Collected data entries:
■ ■ ■

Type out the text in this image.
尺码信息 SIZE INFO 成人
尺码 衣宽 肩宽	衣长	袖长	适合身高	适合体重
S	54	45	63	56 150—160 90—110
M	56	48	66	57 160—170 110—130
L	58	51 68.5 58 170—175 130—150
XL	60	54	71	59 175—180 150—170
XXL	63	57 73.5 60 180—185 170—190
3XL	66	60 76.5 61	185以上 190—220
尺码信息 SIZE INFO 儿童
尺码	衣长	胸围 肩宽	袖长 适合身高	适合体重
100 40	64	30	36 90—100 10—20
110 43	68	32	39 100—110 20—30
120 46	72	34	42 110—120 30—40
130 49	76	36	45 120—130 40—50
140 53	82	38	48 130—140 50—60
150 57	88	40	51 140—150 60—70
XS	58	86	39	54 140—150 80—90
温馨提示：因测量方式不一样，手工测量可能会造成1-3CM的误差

■ ■ ■

Task brief
Every entry must be output again, exactly as written above.

Answer to the exercise
Type out the text in this image.
尺码信息 SIZE INFO 成人
尺码 衣宽 肩宽	衣长	袖长	适合身高	适合体重
S	54	45	63	56 150—160 90—110
M	56	48	66	57 160—170 110—130
L	58	51 68.5 58 170—175 130—150
XL	60	54	71	59 175—180 150—170
XXL	63	57 73.5 60 180—185 170—190
3XL	66	60 76.5 61	185以上 190—220
尺码信息 SIZE INFO 儿童
尺码	衣长	胸围 肩宽	袖长 适合身高	适合体重
100 40	64	30	36 90—100 10—20
110 43	68	32	39 100—110 20—30
120 46	72	34	42 110—120 30—40
130 49	76	36	45 120—130 40—50
140 53	82	38	48 130—140 50—60
150 57	88	40	51 140—150 60—70
XS	58	86	39	54 140—150 80—90
温馨提示：因测量方式不一样，手工测量可能会造成1-3CM的误差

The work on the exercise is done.